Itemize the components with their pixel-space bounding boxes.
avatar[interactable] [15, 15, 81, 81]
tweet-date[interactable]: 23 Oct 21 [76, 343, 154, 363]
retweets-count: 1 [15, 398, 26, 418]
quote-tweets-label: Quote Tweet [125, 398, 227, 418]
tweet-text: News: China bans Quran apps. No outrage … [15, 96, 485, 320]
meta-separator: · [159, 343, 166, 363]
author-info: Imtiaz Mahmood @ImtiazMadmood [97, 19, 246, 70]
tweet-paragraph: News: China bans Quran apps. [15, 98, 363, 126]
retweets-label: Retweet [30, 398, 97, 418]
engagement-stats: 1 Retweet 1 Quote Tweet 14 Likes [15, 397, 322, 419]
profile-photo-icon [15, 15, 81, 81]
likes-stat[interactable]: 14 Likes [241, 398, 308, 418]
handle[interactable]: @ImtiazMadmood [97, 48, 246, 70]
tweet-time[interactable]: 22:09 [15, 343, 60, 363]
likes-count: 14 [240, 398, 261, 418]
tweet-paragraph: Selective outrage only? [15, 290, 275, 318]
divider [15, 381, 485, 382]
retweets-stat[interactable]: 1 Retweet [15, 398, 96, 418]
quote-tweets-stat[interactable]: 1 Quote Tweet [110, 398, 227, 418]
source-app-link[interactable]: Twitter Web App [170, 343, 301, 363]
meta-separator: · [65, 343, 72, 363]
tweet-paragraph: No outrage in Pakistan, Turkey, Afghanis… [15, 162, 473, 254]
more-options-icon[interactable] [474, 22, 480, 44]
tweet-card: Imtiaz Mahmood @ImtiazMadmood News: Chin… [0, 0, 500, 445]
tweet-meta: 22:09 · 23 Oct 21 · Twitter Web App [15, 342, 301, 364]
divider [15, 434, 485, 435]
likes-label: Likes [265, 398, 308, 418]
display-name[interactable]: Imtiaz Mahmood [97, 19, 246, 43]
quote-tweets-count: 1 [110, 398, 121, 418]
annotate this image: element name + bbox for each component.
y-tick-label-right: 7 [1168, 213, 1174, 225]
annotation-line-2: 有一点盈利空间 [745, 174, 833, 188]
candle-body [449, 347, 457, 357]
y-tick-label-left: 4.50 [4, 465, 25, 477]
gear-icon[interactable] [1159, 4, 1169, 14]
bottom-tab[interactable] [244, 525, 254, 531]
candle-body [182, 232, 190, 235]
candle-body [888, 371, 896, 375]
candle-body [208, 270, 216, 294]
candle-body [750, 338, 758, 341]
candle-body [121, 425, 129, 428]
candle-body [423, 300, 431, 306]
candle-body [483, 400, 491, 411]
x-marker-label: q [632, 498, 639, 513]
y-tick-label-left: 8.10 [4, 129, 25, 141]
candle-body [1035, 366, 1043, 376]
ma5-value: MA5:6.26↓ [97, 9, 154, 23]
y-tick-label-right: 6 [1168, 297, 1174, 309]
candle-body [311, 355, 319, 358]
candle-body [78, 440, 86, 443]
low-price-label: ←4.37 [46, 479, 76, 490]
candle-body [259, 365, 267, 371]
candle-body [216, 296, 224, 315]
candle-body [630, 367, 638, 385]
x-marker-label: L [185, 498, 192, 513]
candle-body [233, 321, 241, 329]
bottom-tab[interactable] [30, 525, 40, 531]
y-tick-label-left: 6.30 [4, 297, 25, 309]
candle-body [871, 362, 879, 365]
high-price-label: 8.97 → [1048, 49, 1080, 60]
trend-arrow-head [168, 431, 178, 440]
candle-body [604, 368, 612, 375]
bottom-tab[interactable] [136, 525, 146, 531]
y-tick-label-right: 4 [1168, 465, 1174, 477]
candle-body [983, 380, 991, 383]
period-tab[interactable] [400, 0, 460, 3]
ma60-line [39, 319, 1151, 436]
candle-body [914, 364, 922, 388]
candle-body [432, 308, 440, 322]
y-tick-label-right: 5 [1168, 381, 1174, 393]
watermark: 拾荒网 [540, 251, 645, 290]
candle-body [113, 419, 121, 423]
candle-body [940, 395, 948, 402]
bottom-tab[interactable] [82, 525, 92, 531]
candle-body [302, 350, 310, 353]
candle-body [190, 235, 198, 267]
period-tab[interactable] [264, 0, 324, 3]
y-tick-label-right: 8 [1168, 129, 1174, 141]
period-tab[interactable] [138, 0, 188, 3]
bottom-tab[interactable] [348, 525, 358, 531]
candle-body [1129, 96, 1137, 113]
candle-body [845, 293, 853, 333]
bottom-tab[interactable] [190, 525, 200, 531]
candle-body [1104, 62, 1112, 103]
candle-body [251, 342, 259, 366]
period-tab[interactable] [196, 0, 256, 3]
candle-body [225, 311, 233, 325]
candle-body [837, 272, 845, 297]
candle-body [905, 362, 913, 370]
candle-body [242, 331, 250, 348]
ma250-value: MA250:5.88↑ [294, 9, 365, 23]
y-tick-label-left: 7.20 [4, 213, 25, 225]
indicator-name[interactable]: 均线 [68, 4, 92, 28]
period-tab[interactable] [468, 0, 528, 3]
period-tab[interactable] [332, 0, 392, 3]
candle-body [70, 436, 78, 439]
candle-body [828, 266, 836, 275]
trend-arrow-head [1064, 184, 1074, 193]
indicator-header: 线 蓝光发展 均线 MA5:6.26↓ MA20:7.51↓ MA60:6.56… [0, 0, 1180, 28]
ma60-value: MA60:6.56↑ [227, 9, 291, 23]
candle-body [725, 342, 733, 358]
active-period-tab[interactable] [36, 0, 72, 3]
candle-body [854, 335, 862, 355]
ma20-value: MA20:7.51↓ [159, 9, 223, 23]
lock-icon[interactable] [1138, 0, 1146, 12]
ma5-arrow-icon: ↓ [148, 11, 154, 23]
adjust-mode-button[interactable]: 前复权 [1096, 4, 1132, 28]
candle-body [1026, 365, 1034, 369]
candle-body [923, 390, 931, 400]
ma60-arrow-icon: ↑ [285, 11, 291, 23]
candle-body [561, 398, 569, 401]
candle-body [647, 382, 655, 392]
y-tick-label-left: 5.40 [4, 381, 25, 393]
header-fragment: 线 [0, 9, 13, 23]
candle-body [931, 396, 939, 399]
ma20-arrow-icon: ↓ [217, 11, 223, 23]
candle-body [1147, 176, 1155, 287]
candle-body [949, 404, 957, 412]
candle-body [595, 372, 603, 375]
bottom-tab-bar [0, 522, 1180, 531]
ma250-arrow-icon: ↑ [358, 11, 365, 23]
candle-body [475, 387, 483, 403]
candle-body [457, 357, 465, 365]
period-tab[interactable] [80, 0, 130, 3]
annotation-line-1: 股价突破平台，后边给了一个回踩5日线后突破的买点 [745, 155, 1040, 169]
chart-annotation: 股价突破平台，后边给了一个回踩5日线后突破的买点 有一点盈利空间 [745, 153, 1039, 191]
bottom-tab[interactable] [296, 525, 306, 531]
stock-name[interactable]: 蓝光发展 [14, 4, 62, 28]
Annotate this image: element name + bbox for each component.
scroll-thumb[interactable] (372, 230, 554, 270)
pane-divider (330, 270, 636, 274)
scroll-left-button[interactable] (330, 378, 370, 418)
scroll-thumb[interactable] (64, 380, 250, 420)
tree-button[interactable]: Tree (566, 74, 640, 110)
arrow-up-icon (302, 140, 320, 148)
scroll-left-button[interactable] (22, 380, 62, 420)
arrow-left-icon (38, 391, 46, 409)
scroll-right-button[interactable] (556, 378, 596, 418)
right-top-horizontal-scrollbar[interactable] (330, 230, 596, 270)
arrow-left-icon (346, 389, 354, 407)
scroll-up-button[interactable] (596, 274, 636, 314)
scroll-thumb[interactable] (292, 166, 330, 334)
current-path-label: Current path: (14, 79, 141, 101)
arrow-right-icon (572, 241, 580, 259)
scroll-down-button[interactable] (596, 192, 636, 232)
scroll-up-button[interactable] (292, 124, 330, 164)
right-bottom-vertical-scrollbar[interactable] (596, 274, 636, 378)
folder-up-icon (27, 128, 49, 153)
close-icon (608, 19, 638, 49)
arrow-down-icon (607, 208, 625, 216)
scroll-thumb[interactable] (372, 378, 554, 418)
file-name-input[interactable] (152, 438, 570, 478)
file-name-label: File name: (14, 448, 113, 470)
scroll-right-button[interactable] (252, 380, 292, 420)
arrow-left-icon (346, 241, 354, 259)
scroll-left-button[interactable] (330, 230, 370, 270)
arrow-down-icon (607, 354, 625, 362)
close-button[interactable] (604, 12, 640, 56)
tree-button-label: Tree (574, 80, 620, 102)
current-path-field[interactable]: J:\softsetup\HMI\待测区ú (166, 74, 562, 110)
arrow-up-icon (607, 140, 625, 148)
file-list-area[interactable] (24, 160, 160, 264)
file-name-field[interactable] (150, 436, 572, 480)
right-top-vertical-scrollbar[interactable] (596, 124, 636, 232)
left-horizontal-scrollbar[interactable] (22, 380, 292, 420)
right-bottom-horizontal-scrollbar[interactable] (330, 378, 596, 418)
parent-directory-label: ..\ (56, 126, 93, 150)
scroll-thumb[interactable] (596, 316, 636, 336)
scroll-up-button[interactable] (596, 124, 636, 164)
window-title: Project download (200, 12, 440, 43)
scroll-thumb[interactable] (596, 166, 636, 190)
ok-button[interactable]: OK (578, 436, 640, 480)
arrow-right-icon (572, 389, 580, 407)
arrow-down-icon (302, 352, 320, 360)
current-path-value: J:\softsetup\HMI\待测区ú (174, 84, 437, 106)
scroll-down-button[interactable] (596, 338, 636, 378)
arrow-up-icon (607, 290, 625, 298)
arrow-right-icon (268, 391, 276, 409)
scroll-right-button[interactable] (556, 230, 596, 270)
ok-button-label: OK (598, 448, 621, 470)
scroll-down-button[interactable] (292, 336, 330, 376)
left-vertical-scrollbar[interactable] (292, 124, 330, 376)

•••

[What is expected]
Quote the material word for word, from its first line through the line that contains "tweet-paragraph: No outrage", including both of those lines.

[Exercise answer]
Itemize the components with their pixel-space bounding boxes.
avatar[interactable] [15, 15, 81, 81]
tweet-date[interactable]: 23 Oct 21 [76, 343, 154, 363]
retweets-count: 1 [15, 398, 26, 418]
quote-tweets-label: Quote Tweet [125, 398, 227, 418]
tweet-text: News: China bans Quran apps. No outrage … [15, 96, 485, 320]
meta-separator: · [159, 343, 166, 363]
author-info: Imtiaz Mahmood @ImtiazMadmood [97, 19, 246, 70]
tweet-paragraph: News: China bans Quran apps. [15, 98, 363, 126]
retweets-label: Retweet [30, 398, 97, 418]
engagement-stats: 1 Retweet 1 Quote Tweet 14 Likes [15, 397, 322, 419]
profile-photo-icon [15, 15, 81, 81]
likes-stat[interactable]: 14 Likes [241, 398, 308, 418]
handle[interactable]: @ImtiazMadmood [97, 48, 246, 70]
tweet-time[interactable]: 22:09 [15, 343, 60, 363]
likes-count: 14 [240, 398, 261, 418]
tweet-paragraph: Selective outrage only? [15, 290, 275, 318]
divider [15, 381, 485, 382]
retweets-stat[interactable]: 1 Retweet [15, 398, 96, 418]
quote-tweets-stat[interactable]: 1 Quote Tweet [110, 398, 227, 418]
source-app-link[interactable]: Twitter Web App [170, 343, 301, 363]
meta-separator: · [65, 343, 72, 363]
tweet-paragraph: No outrage in Pakistan, Turkey, Afghanis… [15, 162, 473, 254]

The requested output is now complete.